**THE REQUEST**
Show every line containing "Freehuddle" by copying it.

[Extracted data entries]
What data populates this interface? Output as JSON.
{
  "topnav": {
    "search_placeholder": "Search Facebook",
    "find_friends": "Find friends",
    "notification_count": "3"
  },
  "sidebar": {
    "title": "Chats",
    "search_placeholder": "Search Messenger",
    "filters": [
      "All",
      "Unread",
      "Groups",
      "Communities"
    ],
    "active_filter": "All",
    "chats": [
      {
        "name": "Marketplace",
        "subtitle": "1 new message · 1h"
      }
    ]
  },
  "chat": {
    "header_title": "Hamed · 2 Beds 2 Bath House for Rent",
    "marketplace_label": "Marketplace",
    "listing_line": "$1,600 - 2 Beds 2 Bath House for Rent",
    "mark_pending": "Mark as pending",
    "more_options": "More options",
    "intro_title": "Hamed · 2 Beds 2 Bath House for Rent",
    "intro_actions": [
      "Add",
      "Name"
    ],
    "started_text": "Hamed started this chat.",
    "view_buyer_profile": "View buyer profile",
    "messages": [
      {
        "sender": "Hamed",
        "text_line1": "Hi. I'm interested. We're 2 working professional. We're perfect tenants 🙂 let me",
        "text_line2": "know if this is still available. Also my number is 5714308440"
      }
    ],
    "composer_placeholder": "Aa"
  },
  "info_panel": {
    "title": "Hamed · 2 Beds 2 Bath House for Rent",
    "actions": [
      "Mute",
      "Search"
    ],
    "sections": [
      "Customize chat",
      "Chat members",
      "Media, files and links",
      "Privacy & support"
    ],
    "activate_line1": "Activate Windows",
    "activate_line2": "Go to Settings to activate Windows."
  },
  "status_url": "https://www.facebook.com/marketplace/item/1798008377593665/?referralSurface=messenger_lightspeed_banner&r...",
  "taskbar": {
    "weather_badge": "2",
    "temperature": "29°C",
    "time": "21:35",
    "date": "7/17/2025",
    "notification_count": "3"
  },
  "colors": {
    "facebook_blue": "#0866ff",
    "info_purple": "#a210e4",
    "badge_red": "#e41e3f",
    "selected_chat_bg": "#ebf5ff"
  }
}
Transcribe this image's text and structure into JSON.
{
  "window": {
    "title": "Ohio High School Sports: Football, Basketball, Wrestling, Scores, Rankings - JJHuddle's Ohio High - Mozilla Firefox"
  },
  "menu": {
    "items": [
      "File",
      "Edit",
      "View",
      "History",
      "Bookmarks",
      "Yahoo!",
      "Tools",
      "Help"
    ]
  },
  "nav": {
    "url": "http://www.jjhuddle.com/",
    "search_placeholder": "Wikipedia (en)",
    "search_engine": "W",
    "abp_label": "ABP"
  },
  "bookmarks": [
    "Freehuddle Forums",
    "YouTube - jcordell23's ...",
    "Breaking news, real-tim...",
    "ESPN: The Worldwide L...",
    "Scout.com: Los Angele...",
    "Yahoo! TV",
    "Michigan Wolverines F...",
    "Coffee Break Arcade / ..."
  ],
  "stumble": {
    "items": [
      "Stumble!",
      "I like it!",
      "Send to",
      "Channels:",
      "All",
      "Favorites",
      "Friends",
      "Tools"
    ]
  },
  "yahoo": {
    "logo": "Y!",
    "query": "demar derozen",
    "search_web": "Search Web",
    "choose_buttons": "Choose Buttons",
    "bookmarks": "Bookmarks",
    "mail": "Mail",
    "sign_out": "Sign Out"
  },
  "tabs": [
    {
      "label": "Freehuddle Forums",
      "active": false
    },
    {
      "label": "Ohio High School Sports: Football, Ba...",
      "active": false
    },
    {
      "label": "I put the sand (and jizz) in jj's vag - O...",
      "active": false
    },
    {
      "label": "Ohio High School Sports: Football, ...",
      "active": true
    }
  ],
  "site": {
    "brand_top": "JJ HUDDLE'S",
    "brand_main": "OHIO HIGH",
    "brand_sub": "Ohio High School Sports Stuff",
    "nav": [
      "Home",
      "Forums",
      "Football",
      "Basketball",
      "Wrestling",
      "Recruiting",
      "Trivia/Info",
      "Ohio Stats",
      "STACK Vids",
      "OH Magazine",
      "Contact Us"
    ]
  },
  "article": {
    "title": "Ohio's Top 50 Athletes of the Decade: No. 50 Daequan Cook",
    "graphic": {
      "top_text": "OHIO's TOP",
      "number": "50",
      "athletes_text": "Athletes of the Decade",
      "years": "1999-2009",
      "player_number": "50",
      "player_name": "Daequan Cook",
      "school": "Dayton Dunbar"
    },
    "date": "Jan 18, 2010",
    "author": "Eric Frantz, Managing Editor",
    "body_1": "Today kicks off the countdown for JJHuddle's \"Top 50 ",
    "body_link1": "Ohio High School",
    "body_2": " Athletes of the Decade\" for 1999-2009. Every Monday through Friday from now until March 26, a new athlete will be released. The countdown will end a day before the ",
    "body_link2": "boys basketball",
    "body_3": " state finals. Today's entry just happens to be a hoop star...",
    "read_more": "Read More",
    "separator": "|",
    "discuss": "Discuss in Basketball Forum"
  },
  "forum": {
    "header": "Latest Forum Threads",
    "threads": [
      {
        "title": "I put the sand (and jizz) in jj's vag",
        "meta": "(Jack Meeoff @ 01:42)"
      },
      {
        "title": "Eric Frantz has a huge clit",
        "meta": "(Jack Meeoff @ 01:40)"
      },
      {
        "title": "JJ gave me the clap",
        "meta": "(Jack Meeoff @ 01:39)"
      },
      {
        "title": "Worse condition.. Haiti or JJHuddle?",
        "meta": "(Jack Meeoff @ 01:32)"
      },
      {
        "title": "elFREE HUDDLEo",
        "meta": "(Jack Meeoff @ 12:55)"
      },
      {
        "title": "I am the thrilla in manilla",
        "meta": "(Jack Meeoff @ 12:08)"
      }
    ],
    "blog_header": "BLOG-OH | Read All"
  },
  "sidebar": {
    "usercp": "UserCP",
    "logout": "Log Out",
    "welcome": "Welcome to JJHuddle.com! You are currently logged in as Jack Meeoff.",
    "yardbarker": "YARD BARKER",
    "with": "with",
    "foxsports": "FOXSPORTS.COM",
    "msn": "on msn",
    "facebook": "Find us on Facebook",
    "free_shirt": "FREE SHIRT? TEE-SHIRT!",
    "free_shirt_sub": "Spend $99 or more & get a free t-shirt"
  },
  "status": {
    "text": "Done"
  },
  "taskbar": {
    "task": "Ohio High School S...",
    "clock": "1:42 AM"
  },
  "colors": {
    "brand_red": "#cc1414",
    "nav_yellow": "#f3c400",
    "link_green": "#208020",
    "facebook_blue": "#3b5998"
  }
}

**OUTPUT BELOW**
    "Freehuddle Forums",
      "label": "Freehuddle Forums",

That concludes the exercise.